PAGE TEXT:
========================

Identify the Purpose. To determine the purpose of a survey, two questions must be asked: (1) what information is wanted or needed, and (2) where can this information be found. A researcher may want to describe a population or program, plan a new program, or evaluate an existing one. Survey questions might address scientific issues (e.g., "What is the prevalence of cigarette smoking in the United States?"), social marketing issues(e.g., "How do adolescents respond to a new public service announcement?"), or broad public opinion (e.g., "Should schools teach sex education?").
Information may be obtained from a specific group (e.g., high school students in a city or women of childbearing age in a state) or a broader group (e.g., adults in the United States). The population of interest (unit of study) can be identified in a country, state, city, or local area. For example, the purpose of the Youth Risk Behavior Survey (YRBS) is to provide information on priority health-risk behaviors among students in grades nine through twelve throughout the United States.
Develop the Questionnaire. Once the purpose of the survey and population of interest are determined, a questionnaire must be developed. The questionnaire should be designed to provide the information being sought. It is important to determine which topics are essential, and previous questionnaires can be reviewed to identify questions that can be used for each topic. Reviewing previous questionnaires will also help determine the best format (e.g., multiple choice, open-ended) and question order. Questionnaires should start with easy questions rather than sensitive or hard to remember questions. If it is necessary to translate the questionnaire into multiple languages, the quality of the translation can be checked by having it "back-translated" into the original language.
Pilot testing the questionnaire using focus groups or small samples of respondents in the population of interest will determine the acceptability of the questionnaire to typical respondents and how long it takes them to complete it. A cognitive lab test of the questionnaire is also useful for determining problems with question comprehension, flow, and understanding of response options. Internal review board or other approvals should be obtained prior to survey administration.
The questionnaire for the YRBS contains eighty-six multiple-choice questions measuring six categories of behaviors: tobacco use, dietary behaviors, physical activity, alcohol and other drug use, sexual behaviors, and behaviors that may result in unintentional injuries or violence.
Identify the Setting. Surveys are usually conducted in households, schools, health care facilities, or worksites. It is important to pick the location where the population of interest can be accessed most easily and where it can be most fully represented. Because of the need to obtain information from students in grades nine through twelve, the YRBS is conducted in schools.
Identify the Mode. Within each setting, data can be obtained in three ways: through personal interviews, through self-administrated questionnaires, or by reviewing records. Personal interviews are conducted by an interviewer who records the respondent's answers on a questionnaire or directly into a computer. Personal interviews are done in person or by telephone.

========================

RECORDED INFORMATION:
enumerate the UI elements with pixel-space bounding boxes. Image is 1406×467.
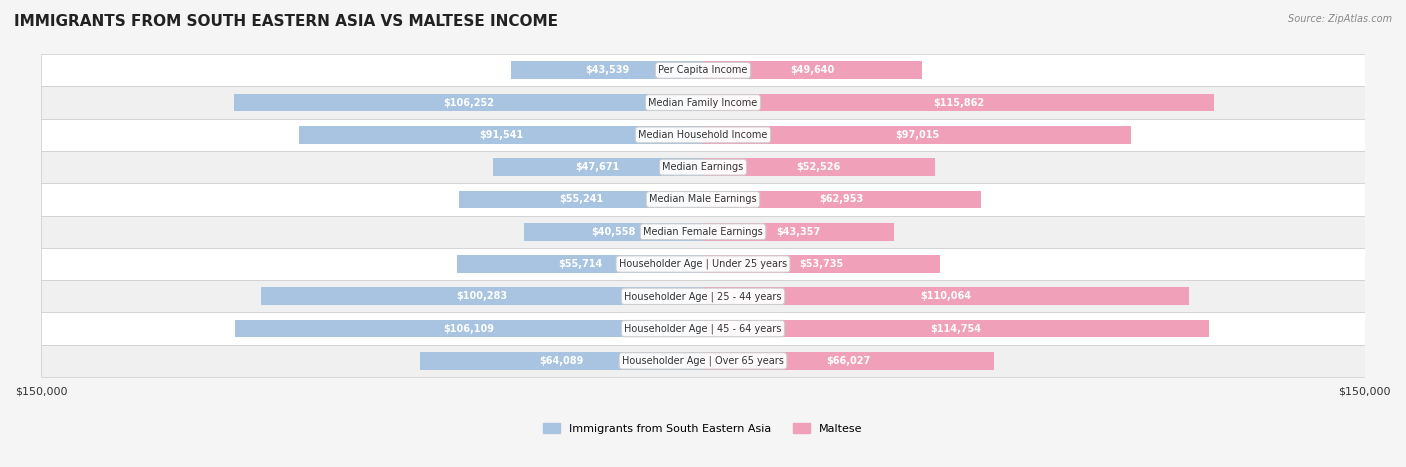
Bar (235, 320, 703, 338)
Text: $62,953: $62,953 (820, 194, 865, 205)
Bar (703, 126, 1130, 144)
Text: Per Capita Income: Per Capita Income (658, 65, 748, 75)
Text: Source: ZipAtlas.com: Source: ZipAtlas.com (1288, 14, 1392, 24)
Text: Median Household Income: Median Household Income (638, 130, 768, 140)
FancyBboxPatch shape (41, 312, 1365, 345)
Legend: Immigrants from South Eastern Asia, Maltese: Immigrants from South Eastern Asia, Malt… (538, 419, 868, 439)
Text: $49,640: $49,640 (790, 65, 835, 75)
Bar (703, 94, 1215, 112)
Text: Median Male Earnings: Median Male Earnings (650, 194, 756, 205)
Bar (235, 94, 703, 112)
Text: Median Family Income: Median Family Income (648, 98, 758, 107)
Bar (524, 223, 703, 241)
FancyBboxPatch shape (41, 119, 1365, 151)
Text: Householder Age | Over 65 years: Householder Age | Over 65 years (621, 356, 785, 366)
Text: $106,109: $106,109 (443, 324, 495, 333)
Text: $55,241: $55,241 (560, 194, 603, 205)
FancyBboxPatch shape (41, 345, 1365, 377)
Bar (492, 158, 703, 176)
FancyBboxPatch shape (41, 184, 1365, 216)
Text: $53,735: $53,735 (800, 259, 844, 269)
Text: $97,015: $97,015 (894, 130, 939, 140)
Text: $110,064: $110,064 (921, 291, 972, 301)
Text: $52,526: $52,526 (797, 162, 841, 172)
Text: Householder Age | 45 - 64 years: Householder Age | 45 - 64 years (624, 323, 782, 334)
FancyBboxPatch shape (41, 216, 1365, 248)
Text: $100,283: $100,283 (456, 291, 508, 301)
Text: Householder Age | Under 25 years: Householder Age | Under 25 years (619, 259, 787, 269)
Text: $106,252: $106,252 (443, 98, 494, 107)
Text: $47,671: $47,671 (575, 162, 620, 172)
Bar (703, 287, 1188, 305)
Text: $64,089: $64,089 (540, 356, 583, 366)
FancyBboxPatch shape (41, 248, 1365, 280)
FancyBboxPatch shape (41, 151, 1365, 184)
Bar (703, 191, 981, 208)
Text: IMMIGRANTS FROM SOUTH EASTERN ASIA VS MALTESE INCOME: IMMIGRANTS FROM SOUTH EASTERN ASIA VS MA… (14, 14, 558, 29)
Bar (703, 158, 935, 176)
Bar (703, 255, 941, 273)
Bar (703, 223, 894, 241)
Text: $43,357: $43,357 (776, 227, 821, 237)
Bar (510, 62, 703, 79)
Bar (420, 352, 703, 370)
Bar (703, 62, 922, 79)
Text: Median Earnings: Median Earnings (662, 162, 744, 172)
Text: $115,862: $115,862 (934, 98, 984, 107)
FancyBboxPatch shape (41, 54, 1365, 86)
Bar (703, 352, 994, 370)
Bar (457, 255, 703, 273)
FancyBboxPatch shape (41, 280, 1365, 312)
Text: Median Female Earnings: Median Female Earnings (643, 227, 763, 237)
Text: $55,714: $55,714 (558, 259, 602, 269)
Bar (260, 287, 703, 305)
Bar (460, 191, 703, 208)
Text: $114,754: $114,754 (931, 324, 981, 333)
Text: $40,558: $40,558 (592, 227, 636, 237)
Text: Householder Age | 25 - 44 years: Householder Age | 25 - 44 years (624, 291, 782, 302)
Text: $91,541: $91,541 (479, 130, 523, 140)
FancyBboxPatch shape (41, 86, 1365, 119)
Bar (703, 320, 1209, 338)
Text: $43,539: $43,539 (585, 65, 628, 75)
Bar (299, 126, 703, 144)
Text: $66,027: $66,027 (827, 356, 870, 366)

========================

REQUIRED TASKS:
• A. In the text on survey design, how many multiple-choice questions does the YRBS questionnaire contain?
• B. Please say whether each statement agrees with the text on survey design, and quote the words that decide it: (i) The YRBS is conducted in households. (ii) Questionnaires should begin with easy questions. (iii) Personal interviews can be done by telephone.
• C. Summarize the text on survey design in two sentences.

THE RESPONSES:
• A. Eighty-six.

• B.
(i) No: "the YRBS is conducted in schools."
(ii) Yes: "Questionnaires should start with easy questions rather than sensitive or hard to remember questions."
(iii) Yes: "Personal interviews are done in person or by telephone."

• C. A survey's purpose is set by asking what information is needed and where it can be found, and once that purpose and the population of interest are determined, a questionnaire is developed to provide the information sought and is pilot tested with typical respondents. The survey should be held where the population of interest can be accessed most easily and represented most fully, and data can be gathered through personal interviews, self-administered questionnaires, or a review of records.